>> start Record excerpts

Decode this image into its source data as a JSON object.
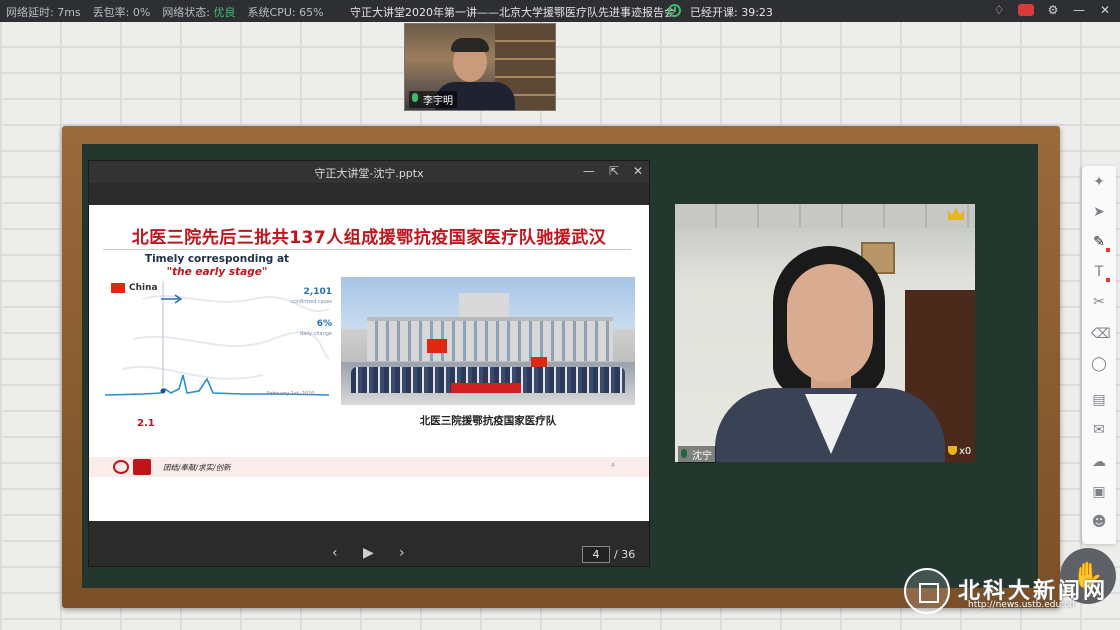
{
  "status_bar": {
    "latency": "网络延时: 7ms",
    "packet_loss": "丢包率: 0%",
    "network_state_label": "网络状态:",
    "network_state_value": "优良",
    "cpu": "系统CPU: 65%",
    "course_title": "守正大讲堂2020年第一讲——北京大学援鄂医疗队先进事迹报告会",
    "timer": "已经开课: 39:23",
    "icons": [
      "bell-icon",
      "record-icon",
      "settings-icon",
      "minimize-icon",
      "close-icon"
    ],
    "accent_green": "#3dbb6b"
  },
  "teacher_cam": {
    "name": "李宇明"
  },
  "ppt": {
    "window_title": "守正大讲堂-沈宁.pptx",
    "slide": {
      "title": "北医三院先后三批共137人组成援鄂抗疫国家医疗队驰援武汉",
      "chart_heading_1": "Timely corresponding at",
      "chart_heading_2": "\"the early stage\"",
      "country_label": "China",
      "kpi_cases_value": "2,101",
      "kpi_cases_label": "confirmed cases",
      "kpi_change_value": "6%",
      "kpi_change_label": "daily change",
      "chart_date": "February 1st, 2020",
      "chart_marker": "2.1",
      "photo_caption": "北医三院援鄂抗疫国家医疗队",
      "footer_motto": "团结/奉献/求实/创新",
      "footer_page": "4"
    },
    "current_page": "4",
    "total_pages": "/ 36",
    "title_color": "#c0141b"
  },
  "student_cam": {
    "name": "沈宁",
    "trophy_count": "x0"
  },
  "toolbar": {
    "tools": [
      "cursor-tool",
      "laser-pointer-tool",
      "pen-tool",
      "text-tool",
      "scissors-tool",
      "eraser-tool",
      "shape-tool",
      "notes-tool",
      "chat-tool",
      "cloud-tool",
      "toolbox-tool",
      "users-tool"
    ]
  },
  "watermark": {
    "name": "北科大新闻网",
    "url": "http://news.ustb.edu.cn"
  }
}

>> end Record excerpts

*Stated problem*
Reproduce the data above in full, exactly as it is, with the pictures left out.

*Answer below*
Decode this image into its source data as a JSON object.
{
  "status_bar": {
    "latency": "网络延时: 7ms",
    "packet_loss": "丢包率: 0%",
    "network_state_label": "网络状态:",
    "network_state_value": "优良",
    "cpu": "系统CPU: 65%",
    "course_title": "守正大讲堂2020年第一讲——北京大学援鄂医疗队先进事迹报告会",
    "timer": "已经开课: 39:23",
    "icons": [
      "bell-icon",
      "record-icon",
      "settings-icon",
      "minimize-icon",
      "close-icon"
    ],
    "accent_green": "#3dbb6b"
  },
  "teacher_cam": {
    "name": "李宇明"
  },
  "ppt": {
    "window_title": "守正大讲堂-沈宁.pptx",
    "slide": {
      "title": "北医三院先后三批共137人组成援鄂抗疫国家医疗队驰援武汉",
      "chart_heading_1": "Timely corresponding at",
      "chart_heading_2": "\"the early stage\"",
      "country_label": "China",
      "kpi_cases_value": "2,101",
      "kpi_cases_label": "confirmed cases",
      "kpi_change_value": "6%",
      "kpi_change_label": "daily change",
      "chart_date": "February 1st, 2020",
      "chart_marker": "2.1",
      "photo_caption": "北医三院援鄂抗疫国家医疗队",
      "footer_motto": "团结/奉献/求实/创新",
      "footer_page": "4"
    },
    "current_page": "4",
    "total_pages": "/ 36",
    "title_color": "#c0141b"
  },
  "student_cam": {
    "name": "沈宁",
    "trophy_count": "x0"
  },
  "toolbar": {
    "tools": [
      "cursor-tool",
      "laser-pointer-tool",
      "pen-tool",
      "text-tool",
      "scissors-tool",
      "eraser-tool",
      "shape-tool",
      "notes-tool",
      "chat-tool",
      "cloud-tool",
      "toolbox-tool",
      "users-tool"
    ]
  },
  "watermark": {
    "name": "北科大新闻网",
    "url": "http://news.ustb.edu.cn"
  }
}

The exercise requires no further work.